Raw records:
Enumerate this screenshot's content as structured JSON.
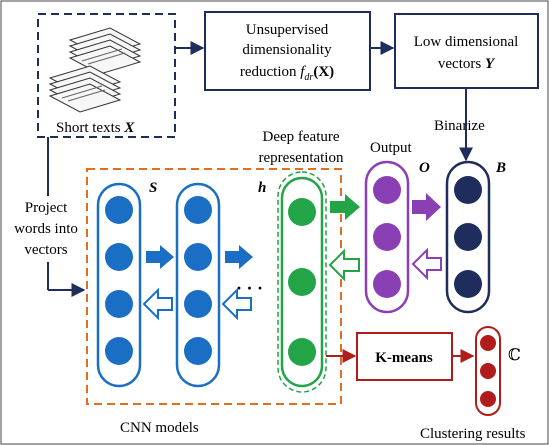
{
  "boxes": {
    "short_texts": {
      "label": "Short texts",
      "symbol": "X"
    },
    "reduction": {
      "line1": "Unsupervised",
      "line2": "dimensionality",
      "line3": "reduction",
      "func": "f",
      "func_sub": "dr",
      "func_arg": "(X)"
    },
    "low_dim": {
      "line1": "Low dimensional",
      "line2": "vectors",
      "symbol": "Y"
    },
    "kmeans": {
      "label": "K-means"
    }
  },
  "labels": {
    "binarize": "Binarize",
    "deep_feature_1": "Deep feature",
    "deep_feature_2": "representation",
    "output": "Output",
    "output_symbol": "O",
    "b_symbol": "B",
    "s_symbol": "S",
    "h_symbol": "h",
    "project_1": "Project",
    "project_2": "words into",
    "project_3": "vectors",
    "cnn_models": "CNN models",
    "clustering_results": "Clustering results",
    "c_symbol": "ℂ",
    "ellipsis": "· · ·"
  },
  "colors": {
    "navy": "#1f2d5c",
    "blue": "#1a6fc4",
    "green": "#22a447",
    "purple": "#8a3fb5",
    "red": "#b01c1c",
    "orange": "#e07020"
  }
}
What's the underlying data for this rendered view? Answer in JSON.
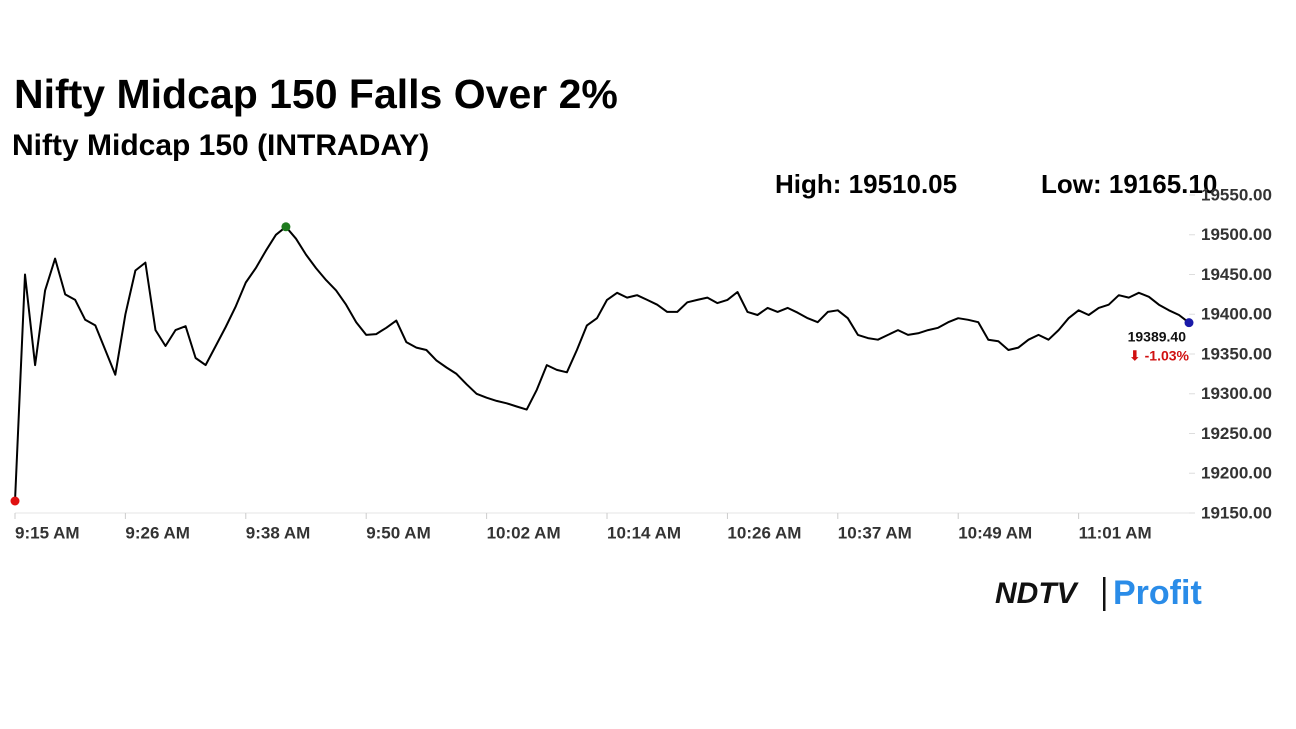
{
  "chart_data": {
    "type": "line",
    "title": "Nifty Midcap 150 Falls Over 2%",
    "subtitle": "Nifty Midcap 150 (INTRADAY)",
    "high_label": "High: 19510.05",
    "low_label": "Low: 19165.10",
    "last_label": "19389.40",
    "change_label": "⬇ -1.03%",
    "brand": [
      "NDTV",
      "Profit"
    ],
    "color": "#000000",
    "high_color": "#1e7b1e",
    "low_color": "#e01010",
    "last_color": "#1a1aa8",
    "change_color": "#d01010",
    "x": [
      "9:15 AM",
      "9:16 AM",
      "9:17 AM",
      "9:18 AM",
      "9:19 AM",
      "9:20 AM",
      "9:21 AM",
      "9:22 AM",
      "9:23 AM",
      "9:24 AM",
      "9:25 AM",
      "9:26 AM",
      "9:27 AM",
      "9:28 AM",
      "9:29 AM",
      "9:30 AM",
      "9:31 AM",
      "9:32 AM",
      "9:33 AM",
      "9:34 AM",
      "9:35 AM",
      "9:36 AM",
      "9:37 AM",
      "9:38 AM",
      "9:39 AM",
      "9:40 AM",
      "9:41 AM",
      "9:42 AM",
      "9:43 AM",
      "9:44 AM",
      "9:45 AM",
      "9:46 AM",
      "9:47 AM",
      "9:48 AM",
      "9:49 AM",
      "9:50 AM",
      "9:51 AM",
      "9:52 AM",
      "9:53 AM",
      "9:54 AM",
      "9:55 AM",
      "9:56 AM",
      "9:57 AM",
      "9:58 AM",
      "9:59 AM",
      "10:00 AM",
      "10:01 AM",
      "10:02 AM",
      "10:03 AM",
      "10:04 AM",
      "10:05 AM",
      "10:06 AM",
      "10:07 AM",
      "10:08 AM",
      "10:09 AM",
      "10:10 AM",
      "10:11 AM",
      "10:12 AM",
      "10:13 AM",
      "10:14 AM",
      "10:15 AM",
      "10:16 AM",
      "10:17 AM",
      "10:18 AM",
      "10:19 AM",
      "10:20 AM",
      "10:21 AM",
      "10:22 AM",
      "10:23 AM",
      "10:24 AM",
      "10:25 AM",
      "10:26 AM",
      "10:27 AM",
      "10:28 AM",
      "10:29 AM",
      "10:30 AM",
      "10:31 AM",
      "10:32 AM",
      "10:33 AM",
      "10:34 AM",
      "10:35 AM",
      "10:36 AM",
      "10:37 AM",
      "10:38 AM",
      "10:39 AM",
      "10:40 AM",
      "10:41 AM",
      "10:42 AM",
      "10:43 AM",
      "10:44 AM",
      "10:45 AM",
      "10:46 AM",
      "10:47 AM",
      "10:48 AM",
      "10:49 AM",
      "10:50 AM",
      "10:51 AM",
      "10:52 AM",
      "10:53 AM",
      "10:54 AM",
      "10:55 AM",
      "10:56 AM",
      "10:57 AM",
      "10:58 AM",
      "10:59 AM",
      "11:00 AM",
      "11:01 AM",
      "11:02 AM",
      "11:03 AM",
      "11:04 AM",
      "11:05 AM",
      "11:06 AM",
      "11:07 AM",
      "11:08 AM",
      "11:09 AM",
      "11:10 AM",
      "11:11 AM",
      "11:12 AM"
    ],
    "values": [
      19165.1,
      19450,
      19336,
      19430,
      19470,
      19425,
      19418,
      19393,
      19386,
      19355,
      19324,
      19400,
      19455,
      19465,
      19380,
      19360,
      19380,
      19385,
      19345,
      19336,
      19360,
      19384,
      19410,
      19440,
      19458,
      19480,
      19500,
      19510.05,
      19495,
      19475,
      19458,
      19443,
      19430,
      19412,
      19390,
      19374,
      19375,
      19383,
      19392,
      19365,
      19358,
      19355,
      19342,
      19333,
      19325,
      19312,
      19300,
      19295,
      19291,
      19288,
      19284,
      19280,
      19305,
      19336,
      19330,
      19327,
      19355,
      19386,
      19395,
      19418,
      19427,
      19421,
      19424,
      19418,
      19412,
      19403,
      19403,
      19415,
      19418,
      19421,
      19414,
      19418,
      19428,
      19403,
      19399,
      19408,
      19403,
      19408,
      19402,
      19395,
      19390,
      19403,
      19405,
      19395,
      19374,
      19370,
      19368,
      19374,
      19380,
      19374,
      19376,
      19380,
      19383,
      19390,
      19395,
      19393,
      19390,
      19368,
      19366,
      19355,
      19358,
      19368,
      19374,
      19368,
      19380,
      19395,
      19405,
      19399,
      19408,
      19412,
      19424,
      19421,
      19427,
      19422,
      19412,
      19405,
      19399,
      19389.4
    ],
    "xticks": [
      "9:15 AM",
      "9:26 AM",
      "9:38 AM",
      "9:50 AM",
      "10:02 AM",
      "10:14 AM",
      "10:26 AM",
      "10:37 AM",
      "10:49 AM",
      "11:01 AM"
    ],
    "ylim": [
      19150,
      19550
    ],
    "yticks": [
      {
        "value": 19150,
        "label": "19150.00"
      },
      {
        "value": 19200,
        "label": "19200.00"
      },
      {
        "value": 19250,
        "label": "19250.00"
      },
      {
        "value": 19300,
        "label": "19300.00"
      },
      {
        "value": 19350,
        "label": "19350.00"
      },
      {
        "value": 19400,
        "label": "19400.00"
      },
      {
        "value": 19450,
        "label": "19450.00"
      },
      {
        "value": 19500,
        "label": "19500.00"
      },
      {
        "value": 19550,
        "label": "19550.00"
      }
    ]
  }
}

TASK INSTRUCTIONS
Transcribe the material as is, with images omitted.

RESPONSE FOR THIS EXERCISE
Enumerate this screenshot's content as structured JSON.
{
  "boxes": {
    "short_texts": {
      "label": "Short texts",
      "symbol": "X"
    },
    "reduction": {
      "line1": "Unsupervised",
      "line2": "dimensionality",
      "line3": "reduction",
      "func": "f",
      "func_sub": "dr",
      "func_arg": "(X)"
    },
    "low_dim": {
      "line1": "Low dimensional",
      "line2": "vectors",
      "symbol": "Y"
    },
    "kmeans": {
      "label": "K-means"
    }
  },
  "labels": {
    "binarize": "Binarize",
    "deep_feature_1": "Deep feature",
    "deep_feature_2": "representation",
    "output": "Output",
    "output_symbol": "O",
    "b_symbol": "B",
    "s_symbol": "S",
    "h_symbol": "h",
    "project_1": "Project",
    "project_2": "words into",
    "project_3": "vectors",
    "cnn_models": "CNN models",
    "clustering_results": "Clustering results",
    "c_symbol": "ℂ",
    "ellipsis": "· · ·"
  },
  "colors": {
    "navy": "#1f2d5c",
    "blue": "#1a6fc4",
    "green": "#22a447",
    "purple": "#8a3fb5",
    "red": "#b01c1c",
    "orange": "#e07020"
  }
}
What's the underlying data for this rendered view? Answer in JSON.
{
  "chart_data": {
    "type": "line",
    "title": "Nifty Midcap 150 Falls Over 2%",
    "subtitle": "Nifty Midcap 150 (INTRADAY)",
    "high_label": "High: 19510.05",
    "low_label": "Low: 19165.10",
    "last_label": "19389.40",
    "change_label": "⬇ -1.03%",
    "brand": [
      "NDTV",
      "Profit"
    ],
    "color": "#000000",
    "high_color": "#1e7b1e",
    "low_color": "#e01010",
    "last_color": "#1a1aa8",
    "change_color": "#d01010",
    "x": [
      "9:15 AM",
      "9:16 AM",
      "9:17 AM",
      "9:18 AM",
      "9:19 AM",
      "9:20 AM",
      "9:21 AM",
      "9:22 AM",
      "9:23 AM",
      "9:24 AM",
      "9:25 AM",
      "9:26 AM",
      "9:27 AM",
      "9:28 AM",
      "9:29 AM",
      "9:30 AM",
      "9:31 AM",
      "9:32 AM",
      "9:33 AM",
      "9:34 AM",
      "9:35 AM",
      "9:36 AM",
      "9:37 AM",
      "9:38 AM",
      "9:39 AM",
      "9:40 AM",
      "9:41 AM",
      "9:42 AM",
      "9:43 AM",
      "9:44 AM",
      "9:45 AM",
      "9:46 AM",
      "9:47 AM",
      "9:48 AM",
      "9:49 AM",
      "9:50 AM",
      "9:51 AM",
      "9:52 AM",
      "9:53 AM",
      "9:54 AM",
      "9:55 AM",
      "9:56 AM",
      "9:57 AM",
      "9:58 AM",
      "9:59 AM",
      "10:00 AM",
      "10:01 AM",
      "10:02 AM",
      "10:03 AM",
      "10:04 AM",
      "10:05 AM",
      "10:06 AM",
      "10:07 AM",
      "10:08 AM",
      "10:09 AM",
      "10:10 AM",
      "10:11 AM",
      "10:12 AM",
      "10:13 AM",
      "10:14 AM",
      "10:15 AM",
      "10:16 AM",
      "10:17 AM",
      "10:18 AM",
      "10:19 AM",
      "10:20 AM",
      "10:21 AM",
      "10:22 AM",
      "10:23 AM",
      "10:24 AM",
      "10:25 AM",
      "10:26 AM",
      "10:27 AM",
      "10:28 AM",
      "10:29 AM",
      "10:30 AM",
      "10:31 AM",
      "10:32 AM",
      "10:33 AM",
      "10:34 AM",
      "10:35 AM",
      "10:36 AM",
      "10:37 AM",
      "10:38 AM",
      "10:39 AM",
      "10:40 AM",
      "10:41 AM",
      "10:42 AM",
      "10:43 AM",
      "10:44 AM",
      "10:45 AM",
      "10:46 AM",
      "10:47 AM",
      "10:48 AM",
      "10:49 AM",
      "10:50 AM",
      "10:51 AM",
      "10:52 AM",
      "10:53 AM",
      "10:54 AM",
      "10:55 AM",
      "10:56 AM",
      "10:57 AM",
      "10:58 AM",
      "10:59 AM",
      "11:00 AM",
      "11:01 AM",
      "11:02 AM",
      "11:03 AM",
      "11:04 AM",
      "11:05 AM",
      "11:06 AM",
      "11:07 AM",
      "11:08 AM",
      "11:09 AM",
      "11:10 AM",
      "11:11 AM",
      "11:12 AM"
    ],
    "values": [
      19165.1,
      19450,
      19336,
      19430,
      19470,
      19425,
      19418,
      19393,
      19386,
      19355,
      19324,
      19400,
      19455,
      19465,
      19380,
      19360,
      19380,
      19385,
      19345,
      19336,
      19360,
      19384,
      19410,
      19440,
      19458,
      19480,
      19500,
      19510.05,
      19495,
      19475,
      19458,
      19443,
      19430,
      19412,
      19390,
      19374,
      19375,
      19383,
      19392,
      19365,
      19358,
      19355,
      19342,
      19333,
      19325,
      19312,
      19300,
      19295,
      19291,
      19288,
      19284,
      19280,
      19305,
      19336,
      19330,
      19327,
      19355,
      19386,
      19395,
      19418,
      19427,
      19421,
      19424,
      19418,
      19412,
      19403,
      19403,
      19415,
      19418,
      19421,
      19414,
      19418,
      19428,
      19403,
      19399,
      19408,
      19403,
      19408,
      19402,
      19395,
      19390,
      19403,
      19405,
      19395,
      19374,
      19370,
      19368,
      19374,
      19380,
      19374,
      19376,
      19380,
      19383,
      19390,
      19395,
      19393,
      19390,
      19368,
      19366,
      19355,
      19358,
      19368,
      19374,
      19368,
      19380,
      19395,
      19405,
      19399,
      19408,
      19412,
      19424,
      19421,
      19427,
      19422,
      19412,
      19405,
      19399,
      19389.4
    ],
    "xticks": [
      "9:15 AM",
      "9:26 AM",
      "9:38 AM",
      "9:50 AM",
      "10:02 AM",
      "10:14 AM",
      "10:26 AM",
      "10:37 AM",
      "10:49 AM",
      "11:01 AM"
    ],
    "ylim": [
      19150,
      19550
    ],
    "yticks": [
      {
        "value": 19150,
        "label": "19150.00"
      },
      {
        "value": 19200,
        "label": "19200.00"
      },
      {
        "value": 19250,
        "label": "19250.00"
      },
      {
        "value": 19300,
        "label": "19300.00"
      },
      {
        "value": 19350,
        "label": "19350.00"
      },
      {
        "value": 19400,
        "label": "19400.00"
      },
      {
        "value": 19450,
        "label": "19450.00"
      },
      {
        "value": 19500,
        "label": "19500.00"
      },
      {
        "value": 19550,
        "label": "19550.00"
      }
    ]
  }
}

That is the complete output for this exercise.